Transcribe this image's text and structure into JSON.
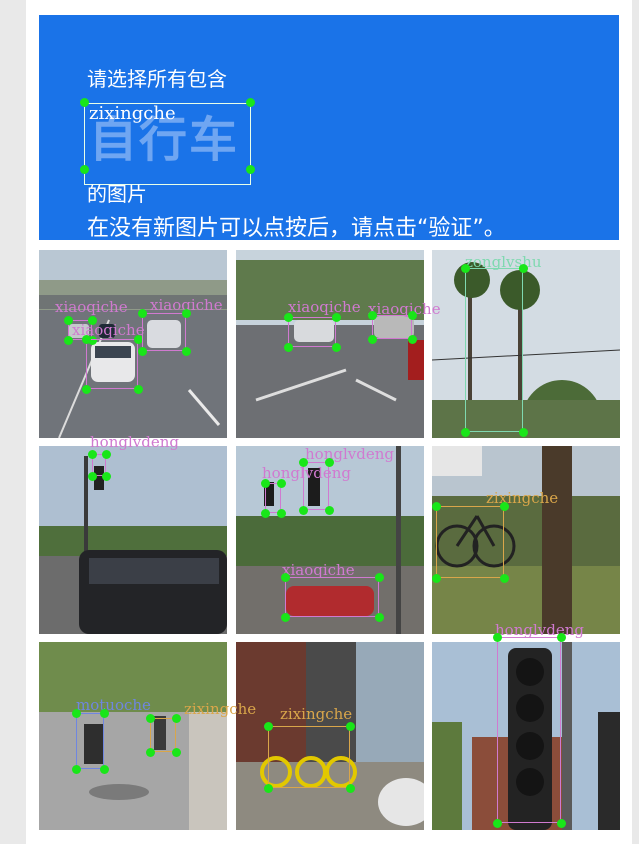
{
  "captcha": {
    "instruction_line1": "请选择所有包含",
    "keyword_label": "zixingche",
    "keyword": "自行车",
    "instruction_line3": "的图片",
    "instruction_line4": "在没有新图片可以点按后，请点击“验证”。",
    "colors": {
      "header": "#1a73e8",
      "dot": "#19e619",
      "label_purple": "#d07ad0",
      "label_teal": "#7fd9b0",
      "label_orange": "#d9a64a",
      "label_blue": "#6f86e0"
    },
    "tiles": [
      {
        "name": "tile-highway-cars",
        "scene": "highway"
      },
      {
        "name": "tile-street-cars",
        "scene": "street"
      },
      {
        "name": "tile-palm-trees",
        "scene": "palms"
      },
      {
        "name": "tile-traffic-light-van",
        "scene": "van"
      },
      {
        "name": "tile-intersection-lights",
        "scene": "intersection"
      },
      {
        "name": "tile-parked-bicycle",
        "scene": "bicycle"
      },
      {
        "name": "tile-cyclists-road",
        "scene": "cyclists"
      },
      {
        "name": "tile-yellow-bikes",
        "scene": "yellowbikes"
      },
      {
        "name": "tile-traffic-signal-closeup",
        "scene": "signal"
      }
    ],
    "annotations": [
      {
        "label": "xiaoqiche",
        "color": "#d07ad0"
      },
      {
        "label": "xiaoqiche",
        "color": "#d07ad0"
      },
      {
        "label": "xiaoqiche",
        "color": "#d07ad0"
      },
      {
        "label": "xiaoqiche",
        "color": "#d07ad0"
      },
      {
        "label": "xiaoqiche",
        "color": "#d07ad0"
      },
      {
        "label": "zonglvshu",
        "color": "#7fd9b0"
      },
      {
        "label": "honglvdeng",
        "color": "#d07ad0"
      },
      {
        "label": "honglvdeng",
        "color": "#d07ad0"
      },
      {
        "label": "honglvdeng",
        "color": "#d07ad0"
      },
      {
        "label": "xiaoqiche",
        "color": "#d07ad0"
      },
      {
        "label": "zixingche",
        "color": "#d9a64a"
      },
      {
        "label": "motuoche",
        "color": "#6f86e0"
      },
      {
        "label": "zixingche",
        "color": "#d9a64a"
      },
      {
        "label": "zixingche",
        "color": "#d9a64a"
      },
      {
        "label": "honglvdeng",
        "color": "#d07ad0"
      }
    ]
  }
}
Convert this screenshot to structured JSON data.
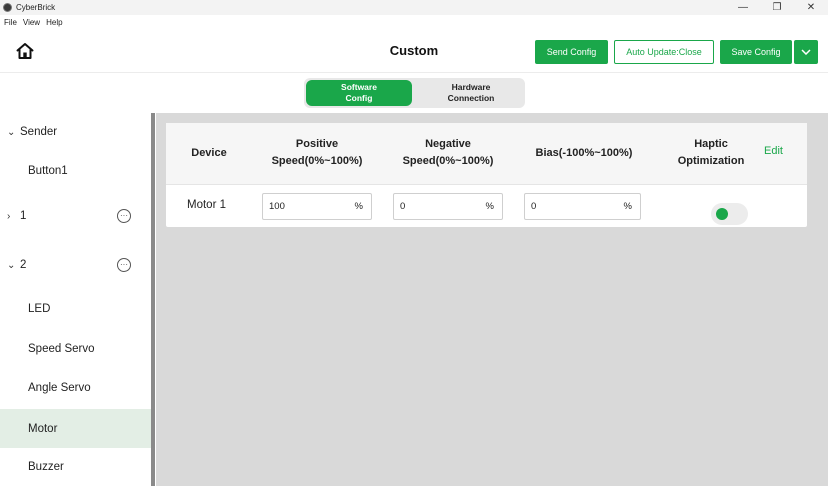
{
  "window": {
    "title": "CyberBrick",
    "controls": {
      "minimize": "—",
      "maximize": "❐",
      "close": "✕"
    }
  },
  "menu": [
    "File",
    "View",
    "Help"
  ],
  "header": {
    "title": "Custom",
    "send_config": "Send Config",
    "auto_update": "Auto Update:Close",
    "save_config": "Save Config"
  },
  "tabs": {
    "software": [
      "Software",
      "Config"
    ],
    "hardware": [
      "Hardware",
      "Connection"
    ]
  },
  "sidebar": {
    "items": [
      {
        "label": "Sender",
        "chevron": "⌄"
      },
      {
        "label": "Button1"
      },
      {
        "label": "1",
        "chevron": "›"
      },
      {
        "label": "2",
        "chevron": "⌄"
      },
      {
        "label": "LED"
      },
      {
        "label": "Speed Servo"
      },
      {
        "label": "Angle Servo"
      },
      {
        "label": "Motor",
        "selected": true
      },
      {
        "label": "Buzzer"
      }
    ]
  },
  "table": {
    "headers": {
      "device": "Device",
      "positive": [
        "Positive",
        "Speed(0%~100%)"
      ],
      "negative": [
        "Negative",
        "Speed(0%~100%)"
      ],
      "bias": "Bias(-100%~100%)",
      "haptic": [
        "Haptic",
        "Optimization"
      ],
      "edit": "Edit"
    },
    "rows": [
      {
        "device": "Motor 1",
        "positive": "100",
        "negative": "0",
        "bias": "0",
        "unit": "%",
        "haptic_on": true
      }
    ]
  },
  "colors": {
    "accent": "#1aa74a",
    "panel_bg": "#d9d9d9",
    "selected_bg": "#e3eee5"
  }
}
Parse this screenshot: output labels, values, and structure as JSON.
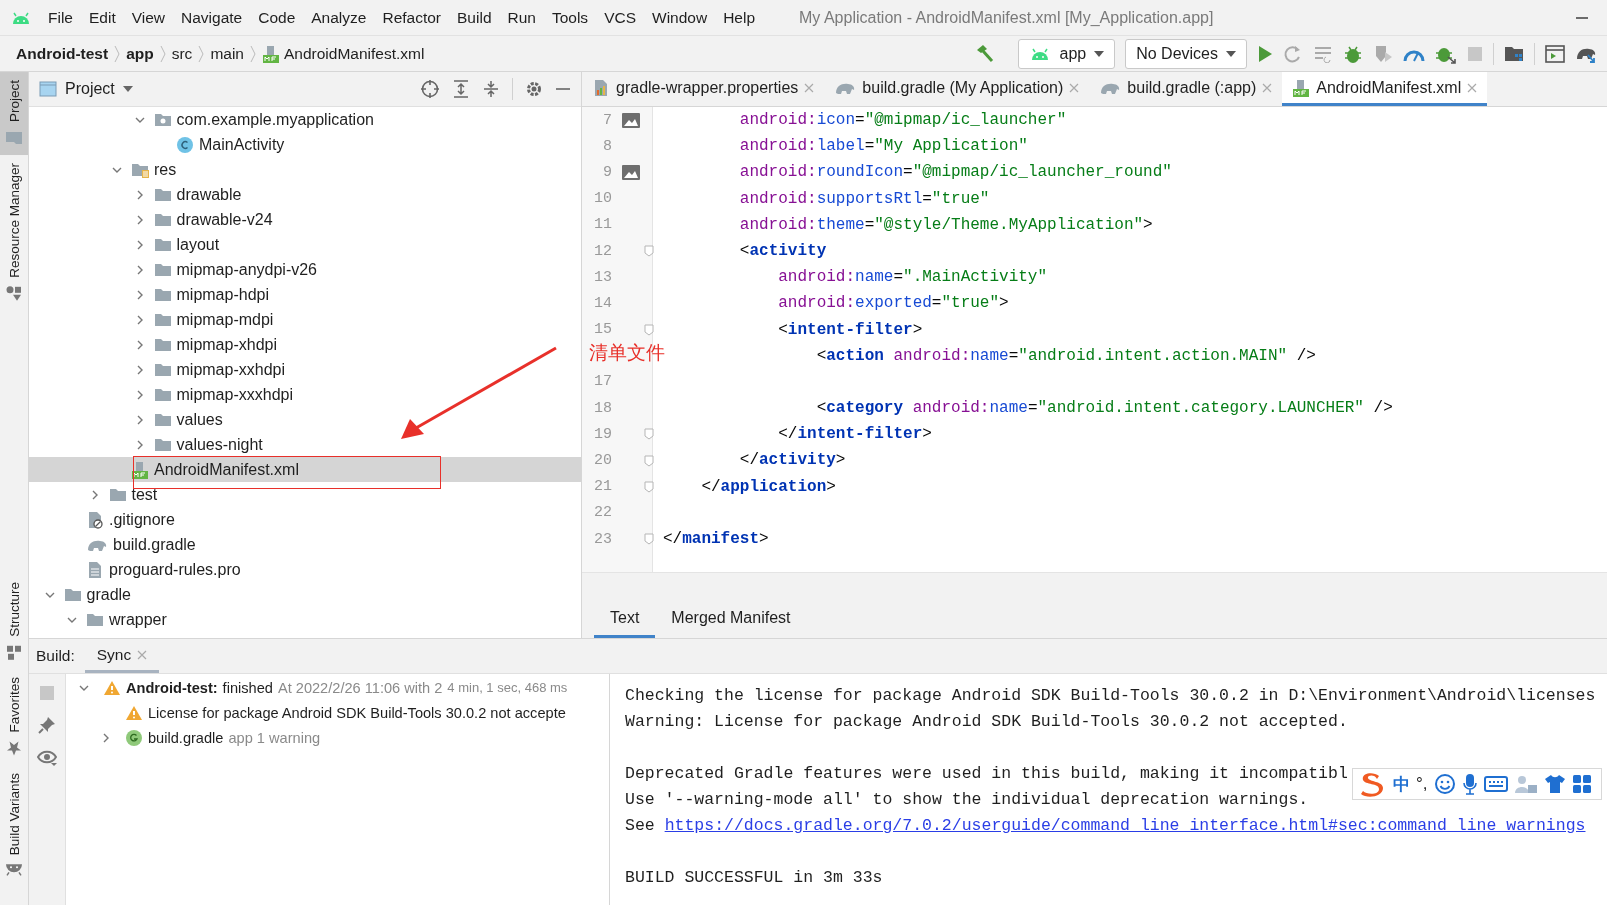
{
  "window": {
    "title": "My Application - AndroidManifest.xml [My_Application.app]"
  },
  "menu": [
    "File",
    "Edit",
    "View",
    "Navigate",
    "Code",
    "Analyze",
    "Refactor",
    "Build",
    "Run",
    "Tools",
    "VCS",
    "Window",
    "Help"
  ],
  "breadcrumbs": [
    {
      "label": "Android-test",
      "bold": true
    },
    {
      "label": "app",
      "bold": true
    },
    {
      "label": "src",
      "bold": false
    },
    {
      "label": "main",
      "bold": false
    },
    {
      "label": "AndroidManifest.xml",
      "bold": false,
      "kind": "manifest"
    }
  ],
  "run_toolbar": {
    "configuration": "app",
    "device": "No Devices"
  },
  "left_strip": {
    "top": [
      {
        "label": "Project",
        "kind": "folder",
        "selected": true
      },
      {
        "label": "Resource Manager",
        "kind": "shapes",
        "selected": false
      }
    ],
    "bottom": [
      {
        "label": "Structure",
        "kind": "structure",
        "selected": false
      },
      {
        "label": "Favorites",
        "kind": "star",
        "selected": false
      },
      {
        "label": "Build Variants",
        "kind": "android",
        "selected": false
      }
    ]
  },
  "project_panel": {
    "title": "Project",
    "tree": [
      {
        "children": [
          {
            "children": [
              {
                "children": [
                  {
                    "children": [
                      {
                        "label": "com.example.myapplication",
                        "kind": "package",
                        "expanded": true,
                        "selected": false,
                        "children": [
                          {
                            "label": "MainActivity",
                            "kind": "class",
                            "selected": false
                          }
                        ]
                      }
                    ]
                  },
                  {
                    "label": "res",
                    "kind": "res",
                    "expanded": true,
                    "selected": false,
                    "children": [
                      {
                        "label": "drawable",
                        "kind": "folder",
                        "expanded": false,
                        "selected": false
                      },
                      {
                        "label": "drawable-v24",
                        "kind": "folder",
                        "expanded": false,
                        "selected": false
                      },
                      {
                        "label": "layout",
                        "kind": "folder",
                        "expanded": false,
                        "selected": false
                      },
                      {
                        "label": "mipmap-anydpi-v26",
                        "kind": "folder",
                        "expanded": false,
                        "selected": false
                      },
                      {
                        "label": "mipmap-hdpi",
                        "kind": "folder",
                        "expanded": false,
                        "selected": false
                      },
                      {
                        "label": "mipmap-mdpi",
                        "kind": "folder",
                        "expanded": false,
                        "selected": false
                      },
                      {
                        "label": "mipmap-xhdpi",
                        "kind": "folder",
                        "expanded": false,
                        "selected": false
                      },
                      {
                        "label": "mipmap-xxhdpi",
                        "kind": "folder",
                        "expanded": false,
                        "selected": false
                      },
                      {
                        "label": "mipmap-xxxhdpi",
                        "kind": "folder",
                        "expanded": false,
                        "selected": false
                      },
                      {
                        "label": "values",
                        "kind": "folder",
                        "expanded": false,
                        "selected": false
                      },
                      {
                        "label": "values-night",
                        "kind": "folder",
                        "expanded": false,
                        "selected": false
                      }
                    ]
                  },
                  {
                    "label": "AndroidManifest.xml",
                    "kind": "manifest",
                    "selected": true
                  }
                ]
              },
              {
                "label": "test",
                "kind": "folder",
                "expanded": false,
                "selected": false
              }
            ]
          },
          {
            "label": ".gitignore",
            "kind": "ignore",
            "selected": false
          },
          {
            "label": "build.gradle",
            "kind": "gradle",
            "selected": false
          },
          {
            "label": "proguard-rules.pro",
            "kind": "text",
            "selected": false
          }
        ]
      },
      {
        "label": "gradle",
        "kind": "folder",
        "expanded": true,
        "selected": false,
        "children": [
          {
            "label": "wrapper",
            "kind": "folder",
            "expanded": true,
            "selected": false
          }
        ]
      }
    ]
  },
  "editor_tabs": [
    {
      "label": "gradle-wrapper.properties",
      "kind": "properties",
      "selected": false
    },
    {
      "label": "build.gradle (My Application)",
      "kind": "gradle",
      "selected": false
    },
    {
      "label": "build.gradle (:app)",
      "kind": "gradle",
      "selected": false
    },
    {
      "label": "AndroidManifest.xml",
      "kind": "manifest",
      "selected": true
    }
  ],
  "code_lines": [
    {
      "n": "7",
      "kind": "image",
      "tokens": [
        {
          "kind": "ns",
          "text": "        android:"
        },
        {
          "kind": "attr",
          "text": "icon"
        },
        {
          "kind": "p",
          "text": "="
        },
        {
          "kind": "str",
          "text": "\"@mipmap/ic_launcher\""
        }
      ]
    },
    {
      "n": "8",
      "tokens": [
        {
          "kind": "ns",
          "text": "        android:"
        },
        {
          "kind": "attr",
          "text": "label"
        },
        {
          "kind": "p",
          "text": "="
        },
        {
          "kind": "str",
          "text": "\"My Application\""
        }
      ]
    },
    {
      "n": "9",
      "kind": "image",
      "tokens": [
        {
          "kind": "ns",
          "text": "        android:"
        },
        {
          "kind": "attr",
          "text": "roundIcon"
        },
        {
          "kind": "p",
          "text": "="
        },
        {
          "kind": "str",
          "text": "\"@mipmap/ic_launcher_round\""
        }
      ]
    },
    {
      "n": "10",
      "tokens": [
        {
          "kind": "ns",
          "text": "        android:"
        },
        {
          "kind": "attr",
          "text": "supportsRtl"
        },
        {
          "kind": "p",
          "text": "="
        },
        {
          "kind": "str",
          "text": "\"true\""
        }
      ]
    },
    {
      "n": "11",
      "tokens": [
        {
          "kind": "ns",
          "text": "        android:"
        },
        {
          "kind": "attr",
          "text": "theme"
        },
        {
          "kind": "p",
          "text": "="
        },
        {
          "kind": "str",
          "text": "\"@style/Theme.MyApplication\""
        },
        {
          "kind": "p",
          "text": ">"
        }
      ]
    },
    {
      "n": "12",
      "kind": "fold",
      "tokens": [
        {
          "kind": "p",
          "text": "        <"
        },
        {
          "kind": "tag",
          "text": "activity"
        }
      ]
    },
    {
      "n": "13",
      "tokens": [
        {
          "kind": "ns",
          "text": "            android:"
        },
        {
          "kind": "attr",
          "text": "name"
        },
        {
          "kind": "p",
          "text": "="
        },
        {
          "kind": "str",
          "text": "\".MainActivity\""
        }
      ]
    },
    {
      "n": "14",
      "tokens": [
        {
          "kind": "ns",
          "text": "            android:"
        },
        {
          "kind": "attr",
          "text": "exported"
        },
        {
          "kind": "p",
          "text": "="
        },
        {
          "kind": "str",
          "text": "\"true\""
        },
        {
          "kind": "p",
          "text": ">"
        }
      ]
    },
    {
      "n": "15",
      "kind": "fold",
      "tokens": [
        {
          "kind": "p",
          "text": "            <"
        },
        {
          "kind": "tag",
          "text": "intent-filter"
        },
        {
          "kind": "p",
          "text": ">"
        }
      ]
    },
    {
      "tokens": [
        {
          "kind": "p",
          "text": "                <"
        },
        {
          "kind": "tag",
          "text": "action"
        },
        {
          "kind": "ns",
          "text": " android:"
        },
        {
          "kind": "attr",
          "text": "name"
        },
        {
          "kind": "p",
          "text": "="
        },
        {
          "kind": "str",
          "text": "\"android.intent.action.MAIN\""
        },
        {
          "kind": "p",
          "text": " />"
        }
      ]
    },
    {
      "n": "17"
    },
    {
      "n": "18",
      "tokens": [
        {
          "kind": "p",
          "text": "                <"
        },
        {
          "kind": "tag",
          "text": "category"
        },
        {
          "kind": "ns",
          "text": " android:"
        },
        {
          "kind": "attr",
          "text": "name"
        },
        {
          "kind": "p",
          "text": "="
        },
        {
          "kind": "str",
          "text": "\"android.intent.category.LAUNCHER\""
        },
        {
          "kind": "p",
          "text": " />"
        }
      ]
    },
    {
      "n": "19",
      "kind": "fold",
      "tokens": [
        {
          "kind": "p",
          "text": "            </"
        },
        {
          "kind": "tag",
          "text": "intent-filter"
        },
        {
          "kind": "p",
          "text": ">"
        }
      ]
    },
    {
      "n": "20",
      "kind": "fold",
      "tokens": [
        {
          "kind": "p",
          "text": "        </"
        },
        {
          "kind": "tag",
          "text": "activity"
        },
        {
          "kind": "p",
          "text": ">"
        }
      ]
    },
    {
      "n": "21",
      "kind": "fold",
      "tokens": [
        {
          "kind": "p",
          "text": "    </"
        },
        {
          "kind": "tag",
          "text": "application"
        },
        {
          "kind": "p",
          "text": ">"
        }
      ]
    },
    {
      "n": "22"
    },
    {
      "n": "23",
      "kind": "fold",
      "tokens": [
        {
          "kind": "p",
          "text": "</"
        },
        {
          "kind": "tag",
          "text": "manifest"
        },
        {
          "kind": "p",
          "text": ">"
        }
      ]
    }
  ],
  "editor_bottom_tabs": [
    {
      "label": "Text",
      "selected": true
    },
    {
      "label": "Merged Manifest",
      "selected": false
    }
  ],
  "annotation": {
    "label": "清单文件"
  },
  "build_panel": {
    "label": "Build:",
    "tabs": [
      {
        "label": "Sync",
        "selected": true
      }
    ],
    "tree": [
      {
        "kind": "summary",
        "expanded": true,
        "title": "Android-test:",
        "status": "finished",
        "detail": "At 2022/2/26 11:06 with 2",
        "duration": "4 min, 1 sec, 468 ms",
        "children": [
          {
            "kind": "warning",
            "text": "License for package Android SDK Build-Tools 30.0.2 not accepte"
          },
          {
            "kind": "gradle",
            "expanded": false,
            "title": "build.gradle",
            "detail": "app 1 warning"
          }
        ]
      }
    ],
    "console": [
      [
        {
          "kind": "text",
          "text": "Checking the license for package Android SDK Build-Tools 30.0.2 in D:\\Environment\\Android\\licenses"
        },
        {
          "kind": "text",
          "text": "Warning: License for package Android SDK Build-Tools 30.0.2 not accepted."
        }
      ],
      [
        {
          "kind": "text",
          "text": "Deprecated Gradle features were used in this build, making it incompatibl"
        },
        {
          "kind": "text",
          "text": "Use '--warning-mode all' to show the individual deprecation warnings."
        },
        {
          "kind": "link",
          "prefix": "See",
          "link": "https://docs.gradle.org/7.0.2/userguide/command_line_interface.html#sec:command_line_warnings"
        }
      ],
      [
        {
          "kind": "text",
          "text": "BUILD SUCCESSFUL in 3m 33s"
        }
      ]
    ]
  },
  "ime_toolbar": {
    "mode": "中",
    "punctuation": "°,"
  }
}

□ □ □ □ □

From the listing, copy each line containing the word "category".

          "text": "category"
          "text": "\"android.intent.category.LAUNCHER\""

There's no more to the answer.